»»

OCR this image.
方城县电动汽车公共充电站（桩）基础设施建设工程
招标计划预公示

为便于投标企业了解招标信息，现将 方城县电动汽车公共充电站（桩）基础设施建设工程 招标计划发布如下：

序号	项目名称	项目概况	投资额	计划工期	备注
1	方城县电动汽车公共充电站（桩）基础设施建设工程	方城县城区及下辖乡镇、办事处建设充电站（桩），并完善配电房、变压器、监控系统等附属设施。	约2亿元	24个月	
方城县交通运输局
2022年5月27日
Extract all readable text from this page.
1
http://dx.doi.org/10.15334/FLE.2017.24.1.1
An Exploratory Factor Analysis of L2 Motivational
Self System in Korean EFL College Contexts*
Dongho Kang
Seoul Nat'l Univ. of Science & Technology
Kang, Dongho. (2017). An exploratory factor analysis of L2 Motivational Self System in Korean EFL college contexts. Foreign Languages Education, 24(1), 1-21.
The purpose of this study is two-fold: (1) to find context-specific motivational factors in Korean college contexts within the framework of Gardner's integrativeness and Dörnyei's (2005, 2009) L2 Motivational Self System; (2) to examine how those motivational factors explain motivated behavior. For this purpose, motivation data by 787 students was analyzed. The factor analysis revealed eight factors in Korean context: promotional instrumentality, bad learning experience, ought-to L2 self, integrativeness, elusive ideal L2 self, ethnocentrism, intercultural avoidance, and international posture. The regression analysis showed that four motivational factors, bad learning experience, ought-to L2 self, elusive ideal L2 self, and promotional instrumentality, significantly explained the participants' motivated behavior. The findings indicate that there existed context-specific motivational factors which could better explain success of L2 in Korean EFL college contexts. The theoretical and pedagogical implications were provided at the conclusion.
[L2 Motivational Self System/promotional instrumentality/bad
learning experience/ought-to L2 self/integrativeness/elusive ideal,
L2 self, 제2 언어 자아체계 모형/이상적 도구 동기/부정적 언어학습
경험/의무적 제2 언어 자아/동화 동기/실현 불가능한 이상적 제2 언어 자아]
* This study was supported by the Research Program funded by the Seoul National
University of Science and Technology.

««

--- Set problem ---
Write the data from above out again, exactly.

--- Answer to the task ---
OCR this image.
方城县电动汽车公共充电站（桩）基础设施建设工程
招标计划预公示

为便于投标企业了解招标信息，现将 方城县电动汽车公共充电站（桩）基础设施建设工程 招标计划发布如下：

序号	项目名称	项目概况	投资额	计划工期	备注
1	方城县电动汽车公共充电站（桩）基础设施建设工程	方城县城区及下辖乡镇、办事处建设充电站（桩），并完善配电房、变压器、监控系统等附属设施。	约2亿元	24个月	
方城县交通运输局
2022年5月27日
Extract all readable text from this page.
1
http://dx.doi.org/10.15334/FLE.2017.24.1.1
An Exploratory Factor Analysis of L2 Motivational
Self System in Korean EFL College Contexts*
Dongho Kang
Seoul Nat'l Univ. of Science & Technology
Kang, Dongho. (2017). An exploratory factor analysis of L2 Motivational Self System in Korean EFL college contexts. Foreign Languages Education, 24(1), 1-21.
The purpose of this study is two-fold: (1) to find context-specific motivational factors in Korean college contexts within the framework of Gardner's integrativeness and Dörnyei's (2005, 2009) L2 Motivational Self System; (2) to examine how those motivational factors explain motivated behavior. For this purpose, motivation data by 787 students was analyzed. The factor analysis revealed eight factors in Korean context: promotional instrumentality, bad learning experience, ought-to L2 self, integrativeness, elusive ideal L2 self, ethnocentrism, intercultural avoidance, and international posture. The regression analysis showed that four motivational factors, bad learning experience, ought-to L2 self, elusive ideal L2 self, and promotional instrumentality, significantly explained the participants' motivated behavior. The findings indicate that there existed context-specific motivational factors which could better explain success of L2 in Korean EFL college contexts. The theoretical and pedagogical implications were provided at the conclusion.
[L2 Motivational Self System/promotional instrumentality/bad
learning experience/ought-to L2 self/integrativeness/elusive ideal,
L2 self, 제2 언어 자아체계 모형/이상적 도구 동기/부정적 언어학습
경험/의무적 제2 언어 자아/동화 동기/실현 불가능한 이상적 제2 언어 자아]
* This study was supported by the Research Program funded by the Seoul National
University of Science and Technology.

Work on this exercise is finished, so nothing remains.